- **Source document**
::::::::::
Then your samconfig.toml doesn’t need to contain the password at all—it’s retrieved from Secrets Manager at deployment time.

Practical Deployment Workflows#

Let’s walk through how samconfig.toml fits into real-world deployment scenarios.

For a developer working locally, the workflow is straightforward. You run sam deploy --guided once, answer the prompts, and then for every subsequent deployment during development, you just run sam deploy. SAM reads your configuration from the file and deploys without any interactive prompts. If you need to change something—maybe you want to deploy to a different region—you can either edit samconfig.toml directly or use command-line overrides like sam deploy --region eu-west-1.

In a CI/CD pipeline, you might check samconfig.toml into version control with environment-specific profiles for staging and production. Your pipeline script then does something like:

#!/bin/bash
if [ "$ENVIRONMENT" = "staging" ]; then
  sam deploy --config-env staging
elif [ "$ENVIRONMENT" = "production" ]; then
  sam deploy --config-env production
fi

The pipeline doesn’t need to pass any parameters interactively—it just runs sam deploy with the appropriate profile, and everything flows from the saved configuration.

For teams managing multiple applications, you might commit a template samconfig.toml.example that shows the expected structure, and have developers copy and customize it locally without committing their personal copy. This provides documentation about how the deployment should be configured without forcing everyone to have identical configurations.

Another pattern is to use environment variables in your CI/CD system to override specific parameters. For example, in AWS CodePipeline or GitHub Actions, you might set:

export AWS_ACCOUNT_ID="123456789012"
export AWS_REGION="us-east-1"

And then in your deployment script, reference these:

sam deploy --region $AWS_REGION

The CI/CD system manages the sensitive values (like the account ID), and your code just uses them. Meanwhile, samconfig.toml captures the common, non-sensitive configuration that applies across all deployments.

Troubleshooting Common Issues#

When working with samconfig.toml, you might encounter a few common issues.

If SAM complains about TOML syntax errors, double-check your file format. TOML is strict about quotes and structure. Boolean values must be true or false (lowercase), and strings must be quoted. Online TOML validators can help if you’re unsure.

If you see “Parameter not found” errors during deployment, it might be that your parameter_overrides reference a parameter that doesn’t exist in your template. Make sure the parameter names match exactly (they’re case-sensitive) and that they’re actually defined in your template.yaml.
::::::::::
- **Stored items**
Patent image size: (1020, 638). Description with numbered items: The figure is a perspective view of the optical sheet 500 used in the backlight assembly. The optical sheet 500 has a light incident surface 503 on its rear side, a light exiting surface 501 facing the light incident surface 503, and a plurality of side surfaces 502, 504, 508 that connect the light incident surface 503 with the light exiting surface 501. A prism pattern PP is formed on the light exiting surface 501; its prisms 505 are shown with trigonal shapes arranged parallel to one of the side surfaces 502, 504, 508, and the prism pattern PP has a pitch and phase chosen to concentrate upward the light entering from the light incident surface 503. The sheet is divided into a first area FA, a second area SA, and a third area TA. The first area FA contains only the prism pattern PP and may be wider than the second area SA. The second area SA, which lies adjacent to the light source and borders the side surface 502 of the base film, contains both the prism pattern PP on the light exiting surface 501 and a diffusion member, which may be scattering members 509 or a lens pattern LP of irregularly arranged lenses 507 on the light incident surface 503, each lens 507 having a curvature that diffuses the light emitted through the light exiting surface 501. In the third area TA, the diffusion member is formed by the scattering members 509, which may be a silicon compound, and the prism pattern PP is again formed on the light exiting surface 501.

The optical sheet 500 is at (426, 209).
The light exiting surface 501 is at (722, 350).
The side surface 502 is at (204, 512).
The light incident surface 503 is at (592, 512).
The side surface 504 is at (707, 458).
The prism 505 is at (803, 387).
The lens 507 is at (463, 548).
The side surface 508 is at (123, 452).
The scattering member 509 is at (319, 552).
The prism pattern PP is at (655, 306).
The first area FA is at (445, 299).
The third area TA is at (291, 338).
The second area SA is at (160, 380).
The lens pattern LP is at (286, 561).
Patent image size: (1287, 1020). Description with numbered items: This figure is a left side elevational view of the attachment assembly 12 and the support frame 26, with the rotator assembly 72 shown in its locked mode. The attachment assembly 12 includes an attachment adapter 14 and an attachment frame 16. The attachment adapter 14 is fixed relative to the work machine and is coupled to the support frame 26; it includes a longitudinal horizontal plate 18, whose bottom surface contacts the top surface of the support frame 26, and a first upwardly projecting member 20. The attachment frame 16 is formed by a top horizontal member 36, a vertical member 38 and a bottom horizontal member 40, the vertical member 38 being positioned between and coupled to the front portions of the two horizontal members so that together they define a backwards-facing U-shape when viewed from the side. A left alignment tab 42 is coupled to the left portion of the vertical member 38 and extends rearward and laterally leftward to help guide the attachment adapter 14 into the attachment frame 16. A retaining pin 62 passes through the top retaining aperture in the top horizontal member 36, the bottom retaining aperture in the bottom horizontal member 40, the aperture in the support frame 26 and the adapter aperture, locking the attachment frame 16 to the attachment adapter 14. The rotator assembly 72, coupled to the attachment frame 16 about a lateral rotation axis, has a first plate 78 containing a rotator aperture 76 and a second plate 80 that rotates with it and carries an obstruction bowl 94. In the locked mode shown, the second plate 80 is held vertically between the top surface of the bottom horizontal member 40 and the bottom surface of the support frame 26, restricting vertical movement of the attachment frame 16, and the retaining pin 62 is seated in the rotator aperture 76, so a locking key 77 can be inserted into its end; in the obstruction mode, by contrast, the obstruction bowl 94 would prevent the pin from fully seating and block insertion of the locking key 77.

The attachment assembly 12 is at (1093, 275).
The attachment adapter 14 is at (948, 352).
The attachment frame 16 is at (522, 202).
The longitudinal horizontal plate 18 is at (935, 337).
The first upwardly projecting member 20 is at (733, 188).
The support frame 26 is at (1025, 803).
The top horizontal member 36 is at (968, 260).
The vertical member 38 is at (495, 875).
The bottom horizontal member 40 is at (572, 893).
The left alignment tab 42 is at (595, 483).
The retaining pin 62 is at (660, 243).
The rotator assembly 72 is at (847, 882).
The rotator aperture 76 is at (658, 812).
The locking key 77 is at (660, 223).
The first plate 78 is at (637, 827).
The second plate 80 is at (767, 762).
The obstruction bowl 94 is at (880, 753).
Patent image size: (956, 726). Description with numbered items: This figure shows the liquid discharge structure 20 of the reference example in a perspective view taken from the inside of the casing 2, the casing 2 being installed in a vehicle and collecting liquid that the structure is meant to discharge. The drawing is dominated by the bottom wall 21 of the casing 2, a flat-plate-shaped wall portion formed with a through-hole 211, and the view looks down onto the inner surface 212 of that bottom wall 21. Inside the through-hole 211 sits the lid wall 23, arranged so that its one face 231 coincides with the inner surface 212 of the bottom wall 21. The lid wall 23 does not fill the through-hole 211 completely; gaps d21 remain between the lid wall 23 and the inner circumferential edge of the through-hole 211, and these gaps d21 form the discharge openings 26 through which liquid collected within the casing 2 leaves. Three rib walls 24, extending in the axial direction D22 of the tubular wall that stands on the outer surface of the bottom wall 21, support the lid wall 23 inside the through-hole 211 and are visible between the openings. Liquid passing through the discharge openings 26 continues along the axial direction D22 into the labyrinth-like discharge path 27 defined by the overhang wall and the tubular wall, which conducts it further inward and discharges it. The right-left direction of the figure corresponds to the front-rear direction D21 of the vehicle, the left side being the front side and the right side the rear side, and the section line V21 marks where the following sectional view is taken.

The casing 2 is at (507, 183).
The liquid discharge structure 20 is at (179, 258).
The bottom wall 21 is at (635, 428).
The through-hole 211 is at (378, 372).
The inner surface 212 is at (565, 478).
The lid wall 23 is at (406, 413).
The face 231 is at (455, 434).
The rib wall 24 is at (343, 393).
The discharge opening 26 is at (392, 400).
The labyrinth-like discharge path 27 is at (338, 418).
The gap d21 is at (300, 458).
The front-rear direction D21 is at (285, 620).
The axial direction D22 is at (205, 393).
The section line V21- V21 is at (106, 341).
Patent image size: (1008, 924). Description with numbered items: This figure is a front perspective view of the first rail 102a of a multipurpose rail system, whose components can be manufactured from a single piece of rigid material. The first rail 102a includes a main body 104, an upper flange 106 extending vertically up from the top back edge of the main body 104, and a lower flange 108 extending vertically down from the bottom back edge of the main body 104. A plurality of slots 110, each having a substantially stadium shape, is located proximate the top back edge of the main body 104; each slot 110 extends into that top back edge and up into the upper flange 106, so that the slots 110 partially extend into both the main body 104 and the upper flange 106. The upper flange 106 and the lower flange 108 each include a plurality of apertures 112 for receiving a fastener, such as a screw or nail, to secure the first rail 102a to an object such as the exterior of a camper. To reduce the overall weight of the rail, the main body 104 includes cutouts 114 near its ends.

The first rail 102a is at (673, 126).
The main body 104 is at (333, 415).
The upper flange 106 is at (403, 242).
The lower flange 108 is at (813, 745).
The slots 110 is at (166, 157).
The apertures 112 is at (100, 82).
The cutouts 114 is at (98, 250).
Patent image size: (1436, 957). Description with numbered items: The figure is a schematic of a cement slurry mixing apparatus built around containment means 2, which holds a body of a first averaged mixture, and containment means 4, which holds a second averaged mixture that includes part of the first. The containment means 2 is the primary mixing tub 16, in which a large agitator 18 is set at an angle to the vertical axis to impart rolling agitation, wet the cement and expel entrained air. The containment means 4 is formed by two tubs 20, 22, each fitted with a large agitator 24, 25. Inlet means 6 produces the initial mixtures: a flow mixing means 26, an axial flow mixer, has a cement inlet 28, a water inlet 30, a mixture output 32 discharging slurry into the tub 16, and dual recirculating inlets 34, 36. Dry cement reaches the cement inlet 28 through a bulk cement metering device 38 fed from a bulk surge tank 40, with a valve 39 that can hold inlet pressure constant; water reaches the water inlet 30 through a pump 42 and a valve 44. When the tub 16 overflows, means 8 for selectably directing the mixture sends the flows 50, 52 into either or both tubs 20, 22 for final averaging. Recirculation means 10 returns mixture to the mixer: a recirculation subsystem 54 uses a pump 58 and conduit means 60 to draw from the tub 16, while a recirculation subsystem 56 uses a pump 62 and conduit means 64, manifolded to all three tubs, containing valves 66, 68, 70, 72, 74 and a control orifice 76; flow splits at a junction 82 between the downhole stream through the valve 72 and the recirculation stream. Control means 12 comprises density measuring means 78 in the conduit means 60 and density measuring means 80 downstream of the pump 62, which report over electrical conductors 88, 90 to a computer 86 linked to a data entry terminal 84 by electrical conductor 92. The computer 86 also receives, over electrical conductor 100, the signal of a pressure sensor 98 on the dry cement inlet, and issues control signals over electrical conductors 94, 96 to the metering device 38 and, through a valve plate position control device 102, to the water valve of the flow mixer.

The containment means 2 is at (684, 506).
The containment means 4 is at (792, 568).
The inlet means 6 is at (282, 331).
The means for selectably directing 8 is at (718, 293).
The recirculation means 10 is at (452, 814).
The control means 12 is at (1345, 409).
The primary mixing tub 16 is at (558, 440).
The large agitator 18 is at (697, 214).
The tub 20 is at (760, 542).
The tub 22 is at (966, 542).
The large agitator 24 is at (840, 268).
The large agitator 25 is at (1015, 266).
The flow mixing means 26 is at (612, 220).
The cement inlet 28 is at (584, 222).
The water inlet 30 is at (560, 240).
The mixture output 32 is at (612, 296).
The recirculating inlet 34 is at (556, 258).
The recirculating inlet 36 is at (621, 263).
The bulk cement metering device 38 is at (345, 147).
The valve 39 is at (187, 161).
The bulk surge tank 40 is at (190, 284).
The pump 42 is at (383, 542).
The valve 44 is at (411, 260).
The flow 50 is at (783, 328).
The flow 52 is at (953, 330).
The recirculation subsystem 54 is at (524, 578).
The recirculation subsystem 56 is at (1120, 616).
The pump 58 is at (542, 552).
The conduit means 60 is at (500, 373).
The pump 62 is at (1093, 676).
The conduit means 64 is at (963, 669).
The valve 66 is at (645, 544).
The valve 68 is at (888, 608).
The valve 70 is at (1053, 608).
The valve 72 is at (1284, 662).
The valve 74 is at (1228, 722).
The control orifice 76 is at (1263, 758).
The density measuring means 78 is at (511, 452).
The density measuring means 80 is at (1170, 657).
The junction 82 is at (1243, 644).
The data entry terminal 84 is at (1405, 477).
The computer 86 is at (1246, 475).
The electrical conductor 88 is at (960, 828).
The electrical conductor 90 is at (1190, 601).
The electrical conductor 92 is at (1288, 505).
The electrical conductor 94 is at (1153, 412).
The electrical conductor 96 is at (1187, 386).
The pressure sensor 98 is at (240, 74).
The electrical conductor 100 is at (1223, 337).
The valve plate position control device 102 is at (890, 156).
::::::::::
- **Set of tasks**
1/ In the samconfig.toml guide, how must Boolean values be written in TOML?
2/ Retype the part of the samconfig.toml guide that begins at the words "If SAM complains" and stops after "if you’re unsure.".

- **Numbered responses**
1/ As true or false, in lowercase.

2/
If SAM complains about TOML syntax errors, double-check your file format. TOML is strict about quotes and structure. Boolean values must be true or false (lowercase), and strings must be quoted. Online TOML validators can help if you’re unsure.